Challenge -
Where a line in the listing below contains the word "index", copy that line.

-- START --

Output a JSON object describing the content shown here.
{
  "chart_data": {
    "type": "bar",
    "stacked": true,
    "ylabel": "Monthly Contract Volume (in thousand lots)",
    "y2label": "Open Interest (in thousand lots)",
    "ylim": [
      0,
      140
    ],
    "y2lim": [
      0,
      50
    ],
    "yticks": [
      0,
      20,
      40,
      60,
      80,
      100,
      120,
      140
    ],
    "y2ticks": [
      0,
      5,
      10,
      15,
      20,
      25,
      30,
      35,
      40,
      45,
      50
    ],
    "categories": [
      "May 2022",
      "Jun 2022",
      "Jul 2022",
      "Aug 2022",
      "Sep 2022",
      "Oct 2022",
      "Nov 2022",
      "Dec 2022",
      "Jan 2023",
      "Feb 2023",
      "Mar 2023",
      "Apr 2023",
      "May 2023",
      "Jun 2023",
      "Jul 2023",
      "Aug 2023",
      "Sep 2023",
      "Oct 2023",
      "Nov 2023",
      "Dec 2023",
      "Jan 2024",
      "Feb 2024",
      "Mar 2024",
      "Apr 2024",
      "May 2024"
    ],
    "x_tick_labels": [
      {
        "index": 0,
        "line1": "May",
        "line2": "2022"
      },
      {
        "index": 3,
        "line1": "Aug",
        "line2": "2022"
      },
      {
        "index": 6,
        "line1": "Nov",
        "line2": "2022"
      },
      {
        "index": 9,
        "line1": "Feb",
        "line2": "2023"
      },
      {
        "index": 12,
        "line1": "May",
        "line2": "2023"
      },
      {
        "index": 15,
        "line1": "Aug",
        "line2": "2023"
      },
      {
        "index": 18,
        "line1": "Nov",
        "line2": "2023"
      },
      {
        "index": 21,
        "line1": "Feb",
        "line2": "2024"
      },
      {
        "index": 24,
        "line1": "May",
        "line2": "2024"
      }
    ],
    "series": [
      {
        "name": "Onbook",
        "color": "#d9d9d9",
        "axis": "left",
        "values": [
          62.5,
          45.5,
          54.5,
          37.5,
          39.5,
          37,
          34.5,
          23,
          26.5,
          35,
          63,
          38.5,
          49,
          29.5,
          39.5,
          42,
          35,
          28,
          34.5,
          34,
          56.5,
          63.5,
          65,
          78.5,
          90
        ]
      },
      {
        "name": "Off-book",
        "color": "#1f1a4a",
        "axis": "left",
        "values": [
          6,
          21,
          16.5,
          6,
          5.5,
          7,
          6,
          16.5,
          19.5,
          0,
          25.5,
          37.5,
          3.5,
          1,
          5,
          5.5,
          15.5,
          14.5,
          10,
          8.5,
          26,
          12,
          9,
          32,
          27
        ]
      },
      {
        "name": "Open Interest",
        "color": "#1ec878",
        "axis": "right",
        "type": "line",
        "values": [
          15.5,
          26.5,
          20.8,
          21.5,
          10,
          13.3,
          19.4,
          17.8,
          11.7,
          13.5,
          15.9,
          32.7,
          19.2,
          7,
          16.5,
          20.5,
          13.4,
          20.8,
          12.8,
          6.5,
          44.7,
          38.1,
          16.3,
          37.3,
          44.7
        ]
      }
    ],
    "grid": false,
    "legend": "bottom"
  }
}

-- END --

Full response -
        "index": 0,
        "index": 3,
        "index": 6,
        "index": 9,
        "index": 12,
        "index": 15,
        "index": 18,
        "index": 21,
        "index": 24,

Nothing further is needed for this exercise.